- [EXERCISE INSTRUCTIONS]
**a.** Name every exporter that the OpenObserve monitoring text gives as a way to gather system-level metrics.
**b.** Turn the records, from their first line up to and including the line with "stats-header-wind-unit: km/h <box>524", into a JSON list of strings with one string per line.

- [SUPPLIED PASSAGE]
Monitoring OpenObserve: From Infrastructure Health to Internal Metrics



Monitoring is at the core of running reliable and performant systems and OpenObserve (O2) is no exception. Whether you’re running O2 as a single node or a multi-node cluster in Kubernetes, tracking both infrastructure-level health metrics and internal OpenObserve metrics ensures optimal performance and quick root cause analysis.
OpenObserve exposes Prometheus-compatible metrics that provide deep visibility into ingestion, querying, and storage processes. However, system-level monitoring (CPU, memory, disk, and network) forms the foundation of any healthy observability stack.
In this blog, we’ll cover both aspects:
Before diving into OpenObserve’s internal telemetry, it’s essential to establish baseline monitoring for the systems and environments hosting it.
Metrics such as CPU usage, memory utilization, disk consumption, and network throughput are essential to ensure that OpenObserve nodes (ingesters, queriers, compactors, etc.) are healthy and not resource constrained. These metrics are typically gathered using exporters like node_exporter, kube-state-metrics, or cAdvisor.
For users running O2 in Kubernetes or Linux environments, deploying the OpenObserve Collector is the easiest way to get started.
The O2 Collector is a pre-packaged OpenTelemetry Collector that comes with built-in receivers for common system-level metrics sources.
You can find setup instructions for the O2 Collector under the Datasources UI in OpenObserve.

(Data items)
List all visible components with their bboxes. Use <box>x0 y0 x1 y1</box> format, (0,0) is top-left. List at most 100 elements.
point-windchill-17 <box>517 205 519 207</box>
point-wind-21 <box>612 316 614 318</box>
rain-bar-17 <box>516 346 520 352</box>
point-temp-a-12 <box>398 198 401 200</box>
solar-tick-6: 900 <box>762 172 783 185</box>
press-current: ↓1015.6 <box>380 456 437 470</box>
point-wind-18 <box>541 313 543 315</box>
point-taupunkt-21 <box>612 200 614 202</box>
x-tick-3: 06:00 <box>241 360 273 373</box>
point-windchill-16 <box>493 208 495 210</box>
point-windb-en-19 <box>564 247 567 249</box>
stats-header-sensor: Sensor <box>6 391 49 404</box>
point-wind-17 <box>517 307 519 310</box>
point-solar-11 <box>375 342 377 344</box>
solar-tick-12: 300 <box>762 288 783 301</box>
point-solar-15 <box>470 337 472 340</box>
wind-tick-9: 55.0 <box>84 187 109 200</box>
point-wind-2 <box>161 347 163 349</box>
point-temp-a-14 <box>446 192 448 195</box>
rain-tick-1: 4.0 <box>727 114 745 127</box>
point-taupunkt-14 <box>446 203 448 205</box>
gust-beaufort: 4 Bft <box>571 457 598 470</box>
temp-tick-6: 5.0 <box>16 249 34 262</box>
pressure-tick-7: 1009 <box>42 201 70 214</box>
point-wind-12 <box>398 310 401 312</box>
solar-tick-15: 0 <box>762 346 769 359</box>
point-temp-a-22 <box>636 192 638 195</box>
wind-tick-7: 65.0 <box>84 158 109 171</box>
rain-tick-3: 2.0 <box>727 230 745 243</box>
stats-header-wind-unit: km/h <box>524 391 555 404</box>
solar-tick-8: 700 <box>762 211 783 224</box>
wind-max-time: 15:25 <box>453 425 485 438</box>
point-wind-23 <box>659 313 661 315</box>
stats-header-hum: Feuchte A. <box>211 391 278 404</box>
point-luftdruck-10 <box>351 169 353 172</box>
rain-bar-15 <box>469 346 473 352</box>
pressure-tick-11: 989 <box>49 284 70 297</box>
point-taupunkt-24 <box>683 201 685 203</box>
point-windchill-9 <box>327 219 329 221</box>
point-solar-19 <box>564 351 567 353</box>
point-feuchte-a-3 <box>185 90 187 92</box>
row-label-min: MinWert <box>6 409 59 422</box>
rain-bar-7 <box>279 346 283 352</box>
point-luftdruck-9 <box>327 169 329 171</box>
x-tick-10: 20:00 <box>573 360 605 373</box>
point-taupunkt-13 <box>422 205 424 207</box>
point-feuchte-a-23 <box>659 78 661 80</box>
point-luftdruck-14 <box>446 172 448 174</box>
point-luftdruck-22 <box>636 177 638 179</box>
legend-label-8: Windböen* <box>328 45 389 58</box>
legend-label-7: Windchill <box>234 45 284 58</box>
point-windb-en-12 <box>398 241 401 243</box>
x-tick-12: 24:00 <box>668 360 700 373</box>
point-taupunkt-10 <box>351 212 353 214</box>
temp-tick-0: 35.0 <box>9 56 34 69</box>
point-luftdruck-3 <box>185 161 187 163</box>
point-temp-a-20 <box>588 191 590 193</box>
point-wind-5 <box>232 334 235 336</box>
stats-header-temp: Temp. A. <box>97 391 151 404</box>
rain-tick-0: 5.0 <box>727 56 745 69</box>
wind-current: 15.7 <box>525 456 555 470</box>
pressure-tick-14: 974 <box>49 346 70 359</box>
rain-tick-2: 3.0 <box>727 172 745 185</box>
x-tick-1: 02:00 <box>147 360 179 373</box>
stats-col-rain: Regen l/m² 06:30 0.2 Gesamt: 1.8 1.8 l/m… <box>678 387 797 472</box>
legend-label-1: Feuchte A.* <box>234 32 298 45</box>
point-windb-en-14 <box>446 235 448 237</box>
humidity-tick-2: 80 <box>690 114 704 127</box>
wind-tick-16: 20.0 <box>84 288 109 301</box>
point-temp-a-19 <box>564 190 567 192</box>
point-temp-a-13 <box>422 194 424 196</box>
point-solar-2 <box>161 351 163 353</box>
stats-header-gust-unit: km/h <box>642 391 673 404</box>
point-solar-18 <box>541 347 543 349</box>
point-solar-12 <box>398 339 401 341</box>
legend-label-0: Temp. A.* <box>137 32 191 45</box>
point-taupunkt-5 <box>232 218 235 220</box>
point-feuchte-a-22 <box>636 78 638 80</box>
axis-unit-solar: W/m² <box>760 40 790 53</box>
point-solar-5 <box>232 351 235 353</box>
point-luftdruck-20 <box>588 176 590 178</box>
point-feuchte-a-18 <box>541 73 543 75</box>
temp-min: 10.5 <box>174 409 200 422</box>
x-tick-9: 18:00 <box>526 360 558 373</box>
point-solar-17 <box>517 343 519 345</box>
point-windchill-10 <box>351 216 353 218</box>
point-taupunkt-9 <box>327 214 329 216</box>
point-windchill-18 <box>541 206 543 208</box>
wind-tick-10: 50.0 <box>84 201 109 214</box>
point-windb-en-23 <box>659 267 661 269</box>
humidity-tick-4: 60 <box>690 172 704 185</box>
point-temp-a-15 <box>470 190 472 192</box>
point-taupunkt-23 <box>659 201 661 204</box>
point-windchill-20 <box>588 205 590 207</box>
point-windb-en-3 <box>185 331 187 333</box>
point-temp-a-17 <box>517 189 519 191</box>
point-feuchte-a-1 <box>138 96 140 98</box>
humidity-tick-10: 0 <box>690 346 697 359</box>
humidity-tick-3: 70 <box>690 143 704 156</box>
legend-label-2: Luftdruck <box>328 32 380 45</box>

- [SOLUTIONS IN ORDER]
**a.**
- node_exporter
- kube-state-metrics
- cAdvisor

**b.**
[
  "List all visible components with their bboxes. Use <box>x0 y0 x1 y1</box> format, (0,0) is top-left. List at most 100 elements.",
  "point-windchill-17 <box>517 205 519 207</box>",
  "point-wind-21 <box>612 316 614 318</box>",
  "rain-bar-17 <box>516 346 520 352</box>",
  "point-temp-a-12 <box>398 198 401 200</box>",
  "solar-tick-6: 900 <box>762 172 783 185</box>",
  "press-current: ↓1015.6 <box>380 456 437 470</box>",
  "point-wind-18 <box>541 313 543 315</box>",
  "point-taupunkt-21 <box>612 200 614 202</box>",
  "x-tick-3: 06:00 <box>241 360 273 373</box>",
  "point-windchill-16 <box>493 208 495 210</box>",
  "point-windb-en-19 <box>564 247 567 249</box>",
  "stats-header-sensor: Sensor <box>6 391 49 404</box>",
  "point-wind-17 <box>517 307 519 310</box>",
  "point-solar-11 <box>375 342 377 344</box>",
  "solar-tick-12: 300 <box>762 288 783 301</box>",
  "point-solar-15 <box>470 337 472 340</box>",
  "wind-tick-9: 55.0 <box>84 187 109 200</box>",
  "point-wind-2 <box>161 347 163 349</box>",
  "point-temp-a-14 <box>446 192 448 195</box>",
  "rain-tick-1: 4.0 <box>727 114 745 127</box>",
  "point-taupunkt-14 <box>446 203 448 205</box>",
  "gust-beaufort: 4 Bft <box>571 457 598 470</box>",
  "temp-tick-6: 5.0 <box>16 249 34 262</box>",
  "pressure-tick-7: 1009 <box>42 201 70 214</box>",
  "point-wind-12 <box>398 310 401 312</box>",
  "solar-tick-15: 0 <box>762 346 769 359</box>",
  "point-temp-a-22 <box>636 192 638 195</box>",
  "wind-tick-7: 65.0 <box>84 158 109 171</box>",
  "rain-tick-3: 2.0 <box>727 230 745 243</box>",
  "stats-header-wind-unit: km/h <box>524 391 555 404</box>"
]